STATED EXERCISE.
Exact reproduction of the data is required, with images excluded.

INPUT DATA.

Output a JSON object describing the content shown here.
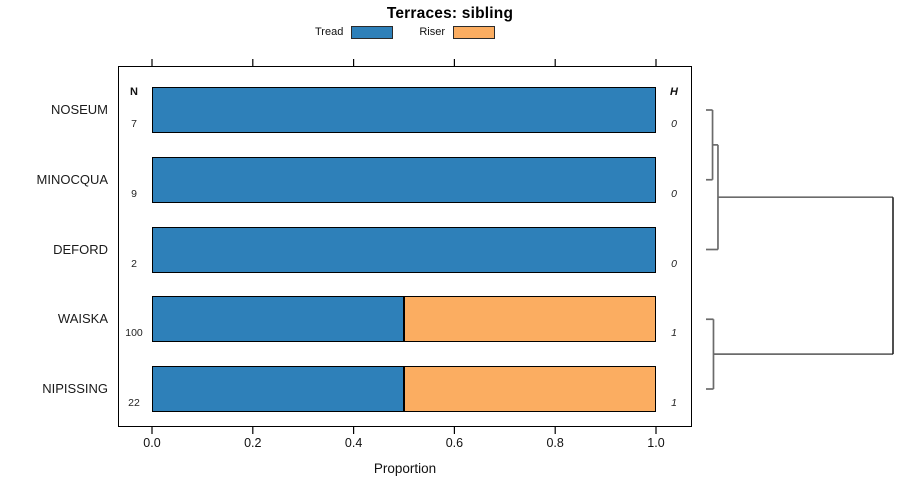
{
  "title": "Terraces: sibling",
  "legend": {
    "entries": [
      {
        "label": "Tread",
        "color": "#2E80B9"
      },
      {
        "label": "Riser",
        "color": "#FBAD61"
      }
    ]
  },
  "chart_data": {
    "type": "bar",
    "orientation": "horizontal",
    "stacked": true,
    "title": "Terraces: sibling",
    "xlabel": "Proportion",
    "xlim": [
      0.0,
      1.0
    ],
    "x_ticks": [
      0.0,
      0.2,
      0.4,
      0.6,
      0.8,
      1.0
    ],
    "x_tick_labels": [
      "0.0",
      "0.2",
      "0.4",
      "0.6",
      "0.8",
      "1.0"
    ],
    "mirrored_top_axis": true,
    "grid": false,
    "legend_position": "top-center",
    "categories": [
      "NOSEUM",
      "MINOCQUA",
      "DEFORD",
      "WAISKA",
      "NIPISSING"
    ],
    "series": [
      {
        "name": "Tread",
        "color": "#2E80B9",
        "values": [
          1.0,
          1.0,
          1.0,
          0.5,
          0.5
        ]
      },
      {
        "name": "Riser",
        "color": "#FBAD61",
        "values": [
          0.0,
          0.0,
          0.0,
          0.5,
          0.5
        ]
      }
    ],
    "n_column": {
      "header": "N",
      "values": [
        "7",
        "9",
        "2",
        "100",
        "22"
      ]
    },
    "h_column": {
      "header": "H",
      "values": [
        "0",
        "0",
        "0",
        "1",
        "1"
      ]
    },
    "dendrogram": {
      "line_color": "#6b6b6b",
      "root_color": "#161616",
      "merges": [
        {
          "a": "leaf:0",
          "b": "leaf:1",
          "height": 0.035
        },
        {
          "a": "merge:0",
          "b": "leaf:2",
          "height": 0.064
        },
        {
          "a": "leaf:3",
          "b": "leaf:4",
          "height": 0.04
        },
        {
          "a": "merge:1",
          "b": "merge:2",
          "height": 1.0
        }
      ]
    }
  }
}
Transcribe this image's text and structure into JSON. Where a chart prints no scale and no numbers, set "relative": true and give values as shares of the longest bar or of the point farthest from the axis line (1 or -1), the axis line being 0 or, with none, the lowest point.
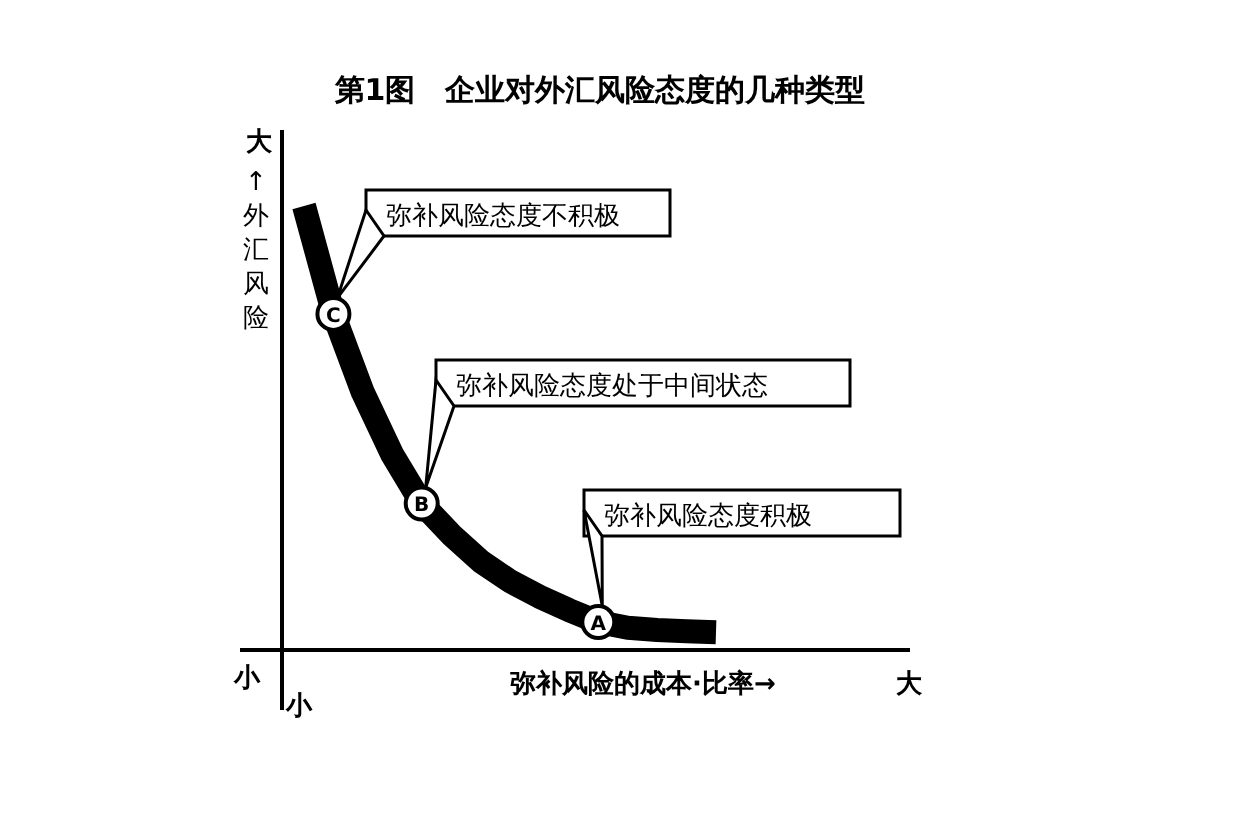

EXERCISE RESPONSE.
Output a JSON object describing the content shown here.
{
  "title": "Terraces: sibling",
  "legend": {
    "entries": [
      {
        "label": "Tread",
        "color": "#2E80B9"
      },
      {
        "label": "Riser",
        "color": "#FBAD61"
      }
    ]
  },
  "chart_data": {
    "type": "bar",
    "orientation": "horizontal",
    "stacked": true,
    "title": "Terraces: sibling",
    "xlabel": "Proportion",
    "xlim": [
      0.0,
      1.0
    ],
    "x_ticks": [
      0.0,
      0.2,
      0.4,
      0.6,
      0.8,
      1.0
    ],
    "x_tick_labels": [
      "0.0",
      "0.2",
      "0.4",
      "0.6",
      "0.8",
      "1.0"
    ],
    "mirrored_top_axis": true,
    "grid": false,
    "legend_position": "top-center",
    "categories": [
      "NOSEUM",
      "MINOCQUA",
      "DEFORD",
      "WAISKA",
      "NIPISSING"
    ],
    "series": [
      {
        "name": "Tread",
        "color": "#2E80B9",
        "values": [
          1.0,
          1.0,
          1.0,
          0.5,
          0.5
        ]
      },
      {
        "name": "Riser",
        "color": "#FBAD61",
        "values": [
          0.0,
          0.0,
          0.0,
          0.5,
          0.5
        ]
      }
    ],
    "n_column": {
      "header": "N",
      "values": [
        "7",
        "9",
        "2",
        "100",
        "22"
      ]
    },
    "h_column": {
      "header": "H",
      "values": [
        "0",
        "0",
        "0",
        "1",
        "1"
      ]
    },
    "dendrogram": {
      "line_color": "#6b6b6b",
      "root_color": "#161616",
      "merges": [
        {
          "a": "leaf:0",
          "b": "leaf:1",
          "height": 0.035
        },
        {
          "a": "merge:0",
          "b": "leaf:2",
          "height": 0.064
        },
        {
          "a": "leaf:3",
          "b": "leaf:4",
          "height": 0.04
        },
        {
          "a": "merge:1",
          "b": "merge:2",
          "height": 1.0
        }
      ]
    }
  }
}
Transcribe this image's text and structure into JSON. Where a chart prints no scale and no numbers, set "relative": true and give values as shares of the longest bar or of the point farthest from the axis line (1 or -1), the axis line being 0 or, with none, the lowest point.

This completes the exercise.